━━━━━ Records

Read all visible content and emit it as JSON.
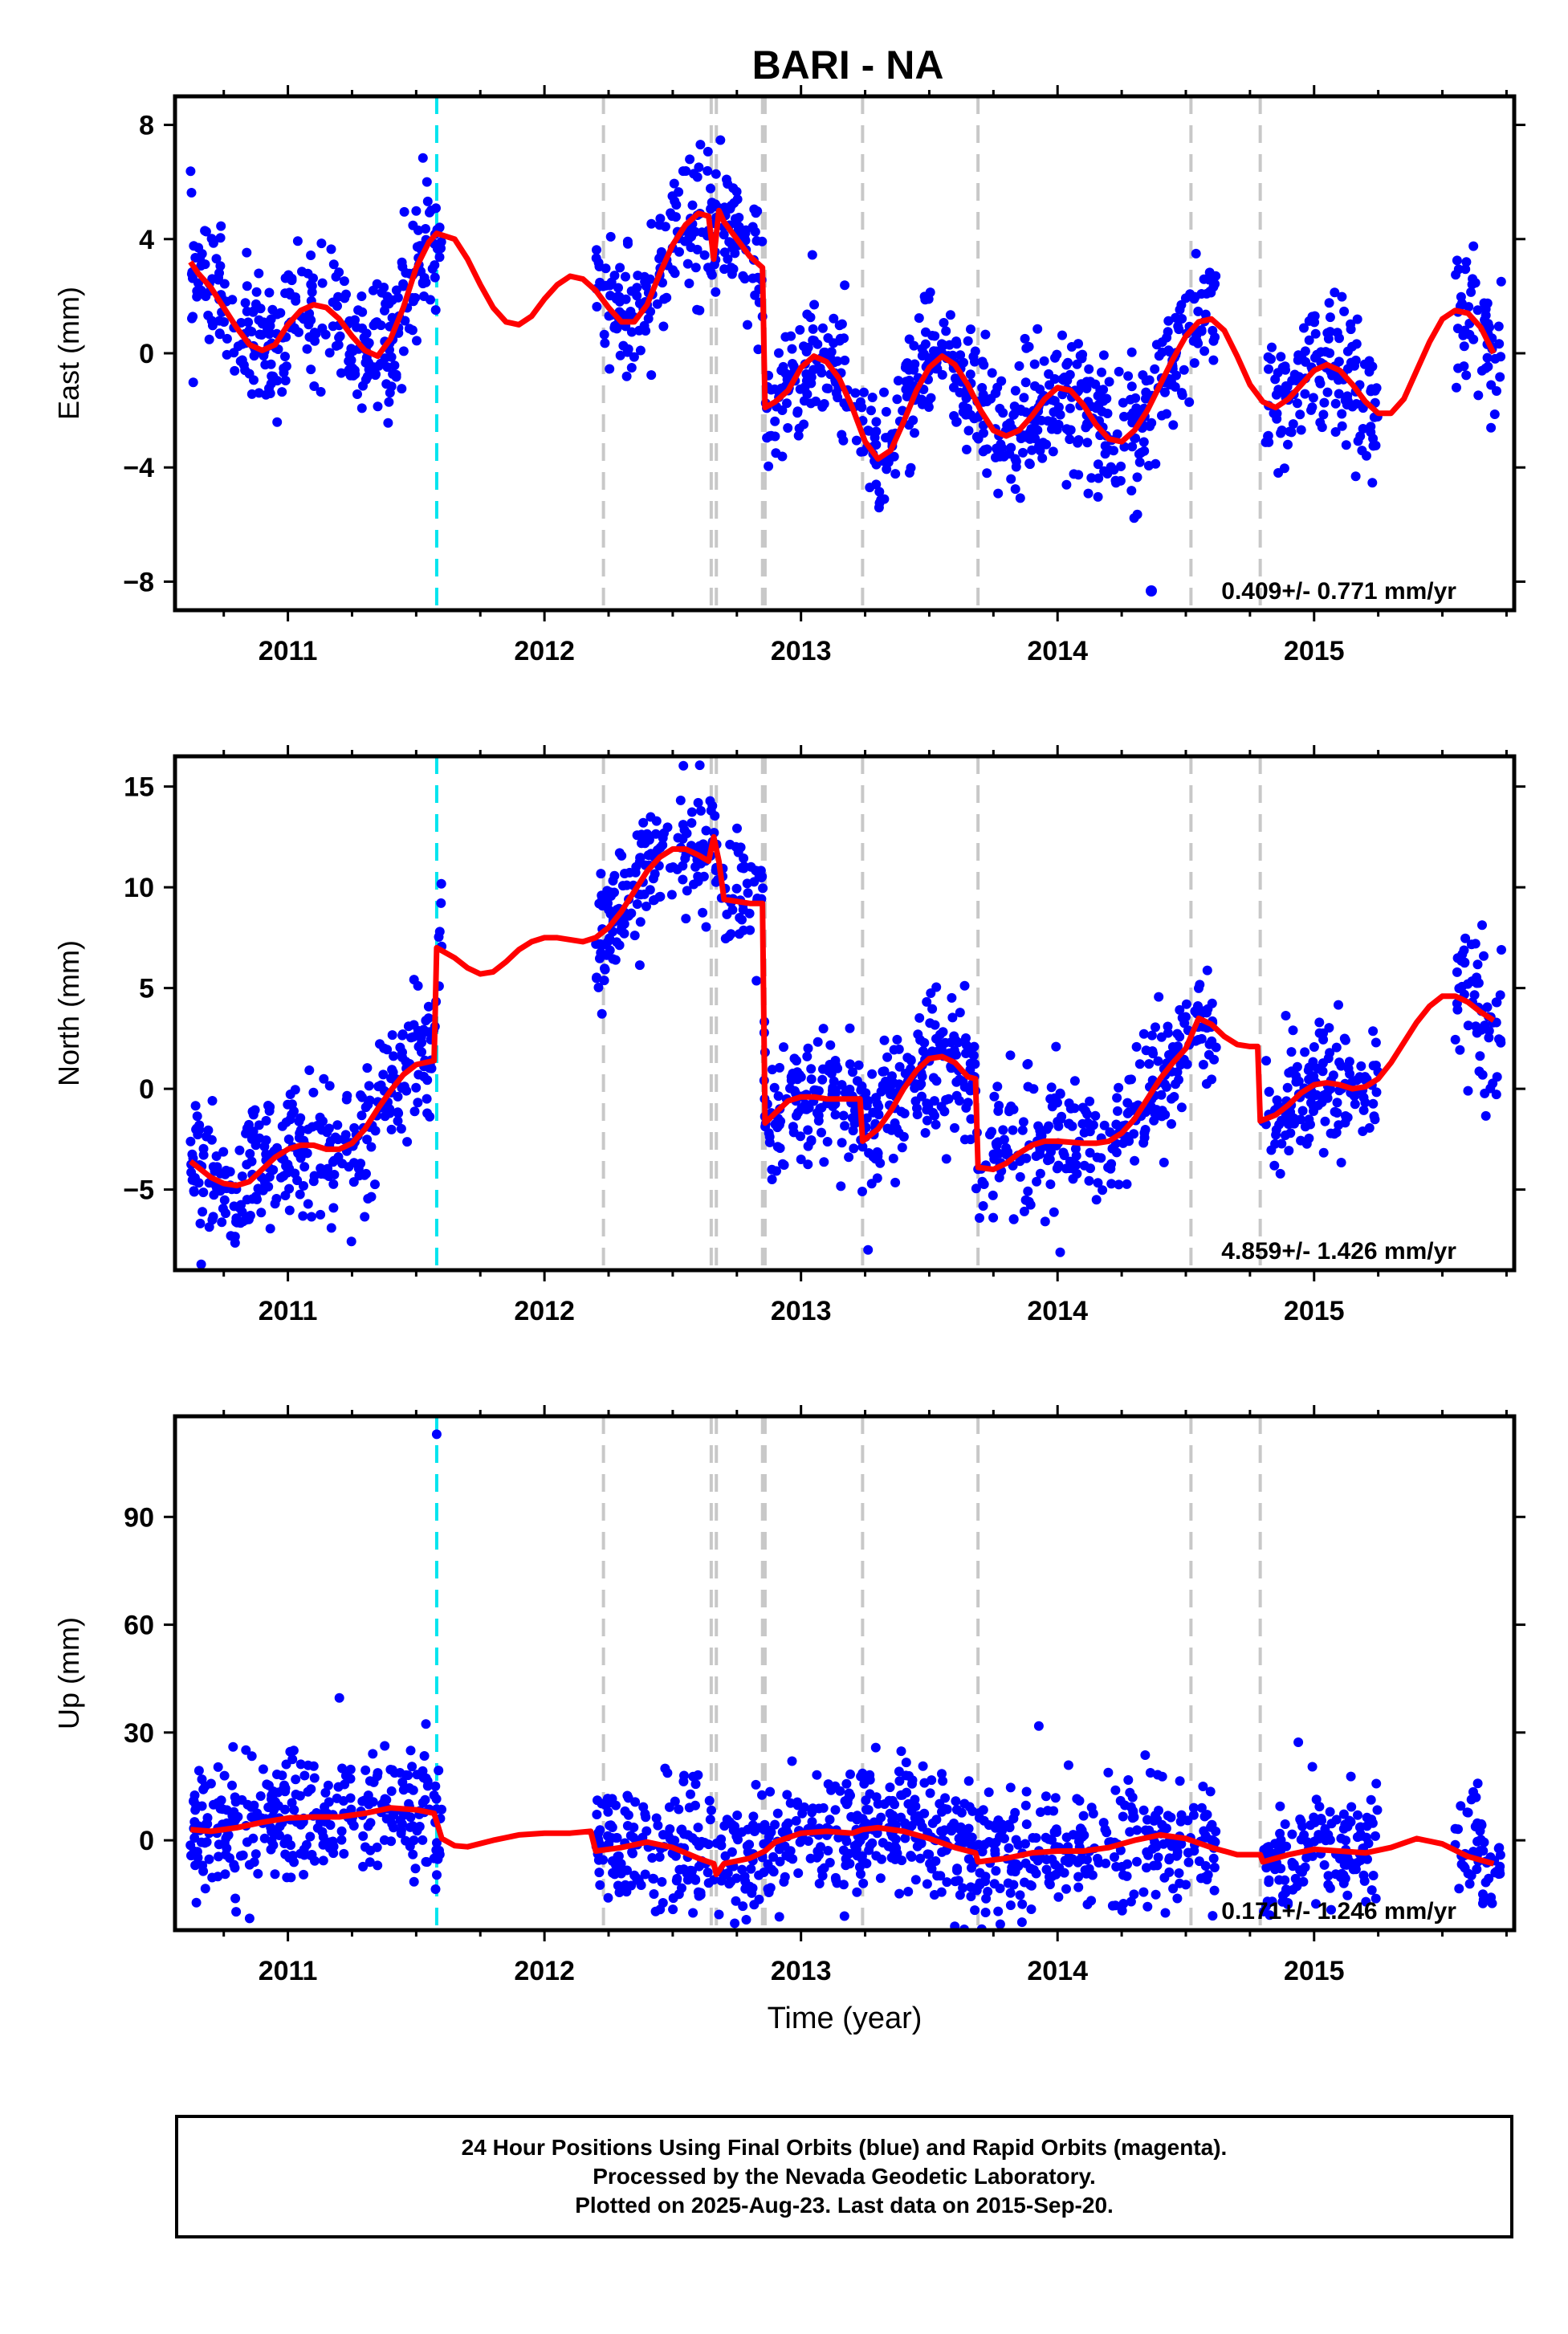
{
  "title": "BARI - NA",
  "colors": {
    "points": "#0000ff",
    "model": "#ff0000",
    "cyan_line": "#00e5ee",
    "gray_line": "#c8c8c8",
    "frame": "#000000"
  },
  "footer": {
    "line1": "24 Hour Positions Using Final Orbits (blue) and Rapid Orbits (magenta).",
    "line2": "Processed by the Nevada Geodetic Laboratory.",
    "line3": "Plotted on 2025-Aug-23. Last data on 2015-Sep-20."
  },
  "chart_data": [
    {
      "type": "scatter",
      "panel": "east",
      "title": "BARI - NA",
      "xlabel": "",
      "ylabel": "East (mm)",
      "xlim": [
        2010.56,
        2015.78
      ],
      "ylim": [
        -9.0,
        9.0
      ],
      "xticks": [
        2011,
        2012,
        2013,
        2014,
        2015
      ],
      "yticks": [
        -8,
        -4,
        0,
        4,
        8
      ],
      "rate_label": "0.409+/- 0.771 mm/yr",
      "data_segments": [
        [
          2010.62,
          2011.6
        ],
        [
          2012.2,
          2012.87
        ],
        [
          2012.87,
          2014.52
        ],
        [
          2014.53,
          2014.62
        ],
        [
          2014.8,
          2015.25
        ],
        [
          2015.55,
          2015.73
        ]
      ],
      "model_curve": [
        [
          2010.62,
          3.2
        ],
        [
          2010.65,
          2.8
        ],
        [
          2010.7,
          2.3
        ],
        [
          2010.75,
          1.6
        ],
        [
          2010.8,
          0.9
        ],
        [
          2010.85,
          0.3
        ],
        [
          2010.9,
          0.1
        ],
        [
          2010.95,
          0.3
        ],
        [
          2011.0,
          1.0
        ],
        [
          2011.05,
          1.5
        ],
        [
          2011.1,
          1.7
        ],
        [
          2011.15,
          1.6
        ],
        [
          2011.2,
          1.2
        ],
        [
          2011.25,
          0.6
        ],
        [
          2011.3,
          0.1
        ],
        [
          2011.35,
          -0.1
        ],
        [
          2011.4,
          0.5
        ],
        [
          2011.45,
          1.6
        ],
        [
          2011.5,
          3.0
        ],
        [
          2011.55,
          3.9
        ],
        [
          2011.58,
          4.2
        ],
        [
          2011.65,
          4.0
        ],
        [
          2011.7,
          3.3
        ],
        [
          2011.75,
          2.4
        ],
        [
          2011.8,
          1.6
        ],
        [
          2011.85,
          1.1
        ],
        [
          2011.9,
          1.0
        ],
        [
          2011.95,
          1.3
        ],
        [
          2012.0,
          1.9
        ],
        [
          2012.05,
          2.4
        ],
        [
          2012.1,
          2.7
        ],
        [
          2012.15,
          2.6
        ],
        [
          2012.2,
          2.2
        ],
        [
          2012.25,
          1.6
        ],
        [
          2012.3,
          1.1
        ],
        [
          2012.35,
          1.1
        ],
        [
          2012.4,
          1.7
        ],
        [
          2012.45,
          2.8
        ],
        [
          2012.5,
          3.8
        ],
        [
          2012.55,
          4.5
        ],
        [
          2012.6,
          4.9
        ],
        [
          2012.64,
          4.8
        ],
        [
          2012.66,
          3.3
        ],
        [
          2012.68,
          5.0
        ],
        [
          2012.7,
          4.6
        ],
        [
          2012.75,
          4.0
        ],
        [
          2012.8,
          3.4
        ],
        [
          2012.85,
          3.0
        ],
        [
          2012.86,
          -1.9
        ],
        [
          2012.9,
          -1.7
        ],
        [
          2012.95,
          -1.3
        ],
        [
          2013.0,
          -0.5
        ],
        [
          2013.05,
          -0.1
        ],
        [
          2013.1,
          -0.3
        ],
        [
          2013.15,
          -0.9
        ],
        [
          2013.2,
          -1.9
        ],
        [
          2013.25,
          -3.1
        ],
        [
          2013.3,
          -3.7
        ],
        [
          2013.35,
          -3.4
        ],
        [
          2013.4,
          -2.4
        ],
        [
          2013.45,
          -1.3
        ],
        [
          2013.5,
          -0.5
        ],
        [
          2013.55,
          -0.1
        ],
        [
          2013.6,
          -0.4
        ],
        [
          2013.65,
          -1.1
        ],
        [
          2013.7,
          -2.0
        ],
        [
          2013.75,
          -2.7
        ],
        [
          2013.8,
          -2.9
        ],
        [
          2013.85,
          -2.7
        ],
        [
          2013.9,
          -2.2
        ],
        [
          2013.95,
          -1.6
        ],
        [
          2014.0,
          -1.2
        ],
        [
          2014.05,
          -1.3
        ],
        [
          2014.1,
          -1.8
        ],
        [
          2014.15,
          -2.5
        ],
        [
          2014.2,
          -3.0
        ],
        [
          2014.25,
          -3.1
        ],
        [
          2014.3,
          -2.7
        ],
        [
          2014.35,
          -2.0
        ],
        [
          2014.4,
          -1.1
        ],
        [
          2014.45,
          -0.2
        ],
        [
          2014.5,
          0.6
        ],
        [
          2014.55,
          1.1
        ],
        [
          2014.6,
          1.2
        ],
        [
          2014.65,
          0.8
        ],
        [
          2014.7,
          -0.1
        ],
        [
          2014.75,
          -1.1
        ],
        [
          2014.8,
          -1.7
        ],
        [
          2014.85,
          -1.9
        ],
        [
          2014.9,
          -1.6
        ],
        [
          2014.95,
          -1.1
        ],
        [
          2015.0,
          -0.6
        ],
        [
          2015.05,
          -0.4
        ],
        [
          2015.1,
          -0.6
        ],
        [
          2015.15,
          -1.1
        ],
        [
          2015.2,
          -1.7
        ],
        [
          2015.25,
          -2.1
        ],
        [
          2015.3,
          -2.1
        ],
        [
          2015.35,
          -1.6
        ],
        [
          2015.4,
          -0.6
        ],
        [
          2015.45,
          0.4
        ],
        [
          2015.5,
          1.2
        ],
        [
          2015.55,
          1.5
        ],
        [
          2015.6,
          1.4
        ],
        [
          2015.65,
          0.9
        ],
        [
          2015.7,
          0.0
        ]
      ]
    },
    {
      "type": "scatter",
      "panel": "north",
      "xlabel": "",
      "ylabel": "North (mm)",
      "xlim": [
        2010.56,
        2015.78
      ],
      "ylim": [
        -9.0,
        16.5
      ],
      "xticks": [
        2011,
        2012,
        2013,
        2014,
        2015
      ],
      "yticks": [
        -5,
        0,
        5,
        10,
        15
      ],
      "rate_label": "4.859+/- 1.426 mm/yr",
      "data_segments": [
        [
          2010.62,
          2011.6
        ],
        [
          2012.2,
          2012.87
        ],
        [
          2012.87,
          2014.52
        ],
        [
          2014.53,
          2014.62
        ],
        [
          2014.8,
          2015.25
        ],
        [
          2015.55,
          2015.73
        ]
      ],
      "model_curve": [
        [
          2010.62,
          -3.6
        ],
        [
          2010.65,
          -3.9
        ],
        [
          2010.7,
          -4.4
        ],
        [
          2010.75,
          -4.7
        ],
        [
          2010.8,
          -4.8
        ],
        [
          2010.85,
          -4.6
        ],
        [
          2010.9,
          -4.0
        ],
        [
          2010.95,
          -3.4
        ],
        [
          2011.0,
          -3.0
        ],
        [
          2011.05,
          -2.8
        ],
        [
          2011.1,
          -2.8
        ],
        [
          2011.15,
          -3.0
        ],
        [
          2011.2,
          -3.0
        ],
        [
          2011.25,
          -2.7
        ],
        [
          2011.3,
          -2.0
        ],
        [
          2011.35,
          -1.0
        ],
        [
          2011.4,
          -0.1
        ],
        [
          2011.45,
          0.7
        ],
        [
          2011.5,
          1.2
        ],
        [
          2011.57,
          1.4
        ],
        [
          2011.58,
          7.0
        ],
        [
          2011.65,
          6.5
        ],
        [
          2011.7,
          6.0
        ],
        [
          2011.75,
          5.7
        ],
        [
          2011.8,
          5.8
        ],
        [
          2011.85,
          6.3
        ],
        [
          2011.9,
          6.9
        ],
        [
          2011.95,
          7.3
        ],
        [
          2012.0,
          7.5
        ],
        [
          2012.05,
          7.5
        ],
        [
          2012.1,
          7.4
        ],
        [
          2012.15,
          7.3
        ],
        [
          2012.2,
          7.5
        ],
        [
          2012.25,
          8.0
        ],
        [
          2012.3,
          8.8
        ],
        [
          2012.35,
          9.8
        ],
        [
          2012.4,
          10.8
        ],
        [
          2012.45,
          11.5
        ],
        [
          2012.5,
          11.9
        ],
        [
          2012.55,
          11.9
        ],
        [
          2012.6,
          11.6
        ],
        [
          2012.64,
          11.3
        ],
        [
          2012.66,
          12.5
        ],
        [
          2012.68,
          11.3
        ],
        [
          2012.7,
          9.4
        ],
        [
          2012.75,
          9.3
        ],
        [
          2012.8,
          9.2
        ],
        [
          2012.85,
          9.2
        ],
        [
          2012.86,
          -1.7
        ],
        [
          2012.9,
          -1.2
        ],
        [
          2012.95,
          -0.6
        ],
        [
          2013.0,
          -0.4
        ],
        [
          2013.05,
          -0.4
        ],
        [
          2013.1,
          -0.5
        ],
        [
          2013.15,
          -0.5
        ],
        [
          2013.2,
          -0.5
        ],
        [
          2013.23,
          -0.5
        ],
        [
          2013.24,
          -2.6
        ],
        [
          2013.3,
          -2.0
        ],
        [
          2013.35,
          -1.1
        ],
        [
          2013.4,
          0.0
        ],
        [
          2013.45,
          0.9
        ],
        [
          2013.5,
          1.5
        ],
        [
          2013.55,
          1.6
        ],
        [
          2013.6,
          1.3
        ],
        [
          2013.65,
          0.6
        ],
        [
          2013.68,
          0.5
        ],
        [
          2013.69,
          -3.9
        ],
        [
          2013.75,
          -4.0
        ],
        [
          2013.8,
          -3.7
        ],
        [
          2013.85,
          -3.2
        ],
        [
          2013.9,
          -2.8
        ],
        [
          2013.95,
          -2.6
        ],
        [
          2014.0,
          -2.6
        ],
        [
          2014.1,
          -2.7
        ],
        [
          2014.15,
          -2.7
        ],
        [
          2014.2,
          -2.6
        ],
        [
          2014.25,
          -2.2
        ],
        [
          2014.3,
          -1.5
        ],
        [
          2014.35,
          -0.5
        ],
        [
          2014.4,
          0.5
        ],
        [
          2014.45,
          1.3
        ],
        [
          2014.5,
          2.0
        ],
        [
          2014.55,
          3.5
        ],
        [
          2014.6,
          3.2
        ],
        [
          2014.65,
          2.6
        ],
        [
          2014.7,
          2.2
        ],
        [
          2014.75,
          2.1
        ],
        [
          2014.78,
          2.1
        ],
        [
          2014.79,
          -1.6
        ],
        [
          2014.85,
          -1.3
        ],
        [
          2014.9,
          -0.8
        ],
        [
          2014.95,
          -0.2
        ],
        [
          2015.0,
          0.2
        ],
        [
          2015.05,
          0.3
        ],
        [
          2015.1,
          0.2
        ],
        [
          2015.15,
          0.0
        ],
        [
          2015.2,
          0.1
        ],
        [
          2015.25,
          0.5
        ],
        [
          2015.3,
          1.3
        ],
        [
          2015.35,
          2.3
        ],
        [
          2015.4,
          3.3
        ],
        [
          2015.45,
          4.1
        ],
        [
          2015.5,
          4.6
        ],
        [
          2015.55,
          4.6
        ],
        [
          2015.6,
          4.3
        ],
        [
          2015.65,
          3.8
        ],
        [
          2015.7,
          3.4
        ]
      ]
    },
    {
      "type": "scatter",
      "panel": "up",
      "xlabel": "Time (year)",
      "ylabel": "Up (mm)",
      "xlim": [
        2010.56,
        2015.78
      ],
      "ylim": [
        -25,
        118
      ],
      "xticks": [
        2011,
        2012,
        2013,
        2014,
        2015
      ],
      "yticks": [
        0,
        30,
        60,
        90
      ],
      "rate_label": "0.171+/- 1.246 mm/yr",
      "data_segments": [
        [
          2010.62,
          2011.6
        ],
        [
          2012.2,
          2012.87
        ],
        [
          2012.87,
          2014.52
        ],
        [
          2014.53,
          2014.62
        ],
        [
          2014.8,
          2015.25
        ],
        [
          2015.55,
          2015.73
        ]
      ],
      "outlier": [
        2011.58,
        113
      ],
      "model_curve": [
        [
          2010.62,
          3.0
        ],
        [
          2010.7,
          2.5
        ],
        [
          2010.8,
          3.5
        ],
        [
          2010.9,
          5.0
        ],
        [
          2011.0,
          6.2
        ],
        [
          2011.1,
          6.5
        ],
        [
          2011.2,
          6.5
        ],
        [
          2011.3,
          7.5
        ],
        [
          2011.4,
          9.0
        ],
        [
          2011.5,
          8.5
        ],
        [
          2011.57,
          7.5
        ],
        [
          2011.6,
          0.5
        ],
        [
          2011.65,
          -1.5
        ],
        [
          2011.7,
          -1.8
        ],
        [
          2011.8,
          0.0
        ],
        [
          2011.9,
          1.5
        ],
        [
          2012.0,
          2.0
        ],
        [
          2012.1,
          2.0
        ],
        [
          2012.18,
          2.5
        ],
        [
          2012.2,
          -3.0
        ],
        [
          2012.3,
          -2.0
        ],
        [
          2012.4,
          -0.5
        ],
        [
          2012.5,
          -2.0
        ],
        [
          2012.6,
          -5.0
        ],
        [
          2012.66,
          -6.5
        ],
        [
          2012.67,
          -9.5
        ],
        [
          2012.7,
          -6.5
        ],
        [
          2012.8,
          -5.0
        ],
        [
          2012.86,
          -3.0
        ],
        [
          2012.9,
          -0.5
        ],
        [
          2013.0,
          2.0
        ],
        [
          2013.1,
          2.5
        ],
        [
          2013.2,
          2.0
        ],
        [
          2013.24,
          3.0
        ],
        [
          2013.3,
          3.5
        ],
        [
          2013.4,
          2.5
        ],
        [
          2013.5,
          0.5
        ],
        [
          2013.6,
          -2.0
        ],
        [
          2013.68,
          -3.5
        ],
        [
          2013.69,
          -6.0
        ],
        [
          2013.8,
          -5.0
        ],
        [
          2013.9,
          -3.5
        ],
        [
          2014.0,
          -3.0
        ],
        [
          2014.1,
          -3.0
        ],
        [
          2014.2,
          -2.0
        ],
        [
          2014.3,
          0.0
        ],
        [
          2014.4,
          1.5
        ],
        [
          2014.5,
          0.5
        ],
        [
          2014.6,
          -2.0
        ],
        [
          2014.7,
          -4.0
        ],
        [
          2014.79,
          -4.0
        ],
        [
          2014.8,
          -6.0
        ],
        [
          2014.9,
          -4.0
        ],
        [
          2015.0,
          -2.5
        ],
        [
          2015.1,
          -3.0
        ],
        [
          2015.2,
          -3.5
        ],
        [
          2015.3,
          -2.0
        ],
        [
          2015.4,
          0.5
        ],
        [
          2015.5,
          -1.0
        ],
        [
          2015.6,
          -4.5
        ],
        [
          2015.7,
          -6.5
        ]
      ]
    }
  ],
  "offsets": {
    "cyan_years": [
      2011.58
    ],
    "gray_years": [
      2012.23,
      2012.65,
      2012.67,
      2012.85,
      2012.86,
      2013.24,
      2013.69,
      2014.52,
      2014.79
    ]
  }
}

━━━━━━━━━━

## Exercise
Find all lines where the word "ylabel" appears. Copy them.

## Result of the exercise
      "ylabel": "East (mm)",
      "ylabel": "North (mm)",
      "ylabel": "Up (mm)",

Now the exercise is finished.